What the exercise asks:
Filter the data below for the string "title" and copy each matching line.

··· Given data

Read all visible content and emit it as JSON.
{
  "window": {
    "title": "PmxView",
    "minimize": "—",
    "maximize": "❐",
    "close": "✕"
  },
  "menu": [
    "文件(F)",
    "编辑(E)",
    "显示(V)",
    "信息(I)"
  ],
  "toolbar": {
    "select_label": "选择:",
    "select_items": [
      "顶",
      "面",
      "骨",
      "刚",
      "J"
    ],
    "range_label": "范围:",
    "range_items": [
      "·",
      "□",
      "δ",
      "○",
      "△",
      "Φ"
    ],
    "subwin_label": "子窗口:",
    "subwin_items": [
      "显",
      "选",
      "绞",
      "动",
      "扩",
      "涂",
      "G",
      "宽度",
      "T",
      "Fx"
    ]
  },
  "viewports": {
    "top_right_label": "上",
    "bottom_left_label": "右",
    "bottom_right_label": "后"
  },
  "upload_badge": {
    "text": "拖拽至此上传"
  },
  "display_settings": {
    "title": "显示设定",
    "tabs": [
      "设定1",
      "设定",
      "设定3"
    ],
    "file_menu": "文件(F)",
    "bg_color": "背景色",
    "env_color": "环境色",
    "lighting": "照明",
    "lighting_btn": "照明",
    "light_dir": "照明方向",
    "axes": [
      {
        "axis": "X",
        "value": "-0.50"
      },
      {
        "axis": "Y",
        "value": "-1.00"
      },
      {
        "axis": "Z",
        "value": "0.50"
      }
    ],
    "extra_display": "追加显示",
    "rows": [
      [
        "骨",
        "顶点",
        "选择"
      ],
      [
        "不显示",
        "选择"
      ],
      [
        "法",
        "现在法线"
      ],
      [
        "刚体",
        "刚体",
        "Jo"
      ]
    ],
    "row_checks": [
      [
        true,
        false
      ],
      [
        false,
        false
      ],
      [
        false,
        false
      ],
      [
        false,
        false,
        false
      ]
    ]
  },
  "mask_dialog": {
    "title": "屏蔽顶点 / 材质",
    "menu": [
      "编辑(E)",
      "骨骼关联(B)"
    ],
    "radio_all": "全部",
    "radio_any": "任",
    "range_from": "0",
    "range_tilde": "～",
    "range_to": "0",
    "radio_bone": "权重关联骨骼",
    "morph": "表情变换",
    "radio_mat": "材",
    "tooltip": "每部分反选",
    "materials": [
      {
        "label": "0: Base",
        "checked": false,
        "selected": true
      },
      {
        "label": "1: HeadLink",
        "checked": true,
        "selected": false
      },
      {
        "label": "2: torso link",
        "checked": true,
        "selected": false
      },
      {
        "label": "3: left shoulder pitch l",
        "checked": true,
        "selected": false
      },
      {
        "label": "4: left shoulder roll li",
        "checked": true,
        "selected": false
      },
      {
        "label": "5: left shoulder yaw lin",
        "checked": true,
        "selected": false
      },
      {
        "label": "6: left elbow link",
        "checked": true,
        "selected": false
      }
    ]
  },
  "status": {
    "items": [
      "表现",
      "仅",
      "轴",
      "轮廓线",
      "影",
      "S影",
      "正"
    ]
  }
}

······

Answer in full:
    "title": "PmxView",
    "title": "显示设定",
    "title": "屏蔽顶点 / 材质",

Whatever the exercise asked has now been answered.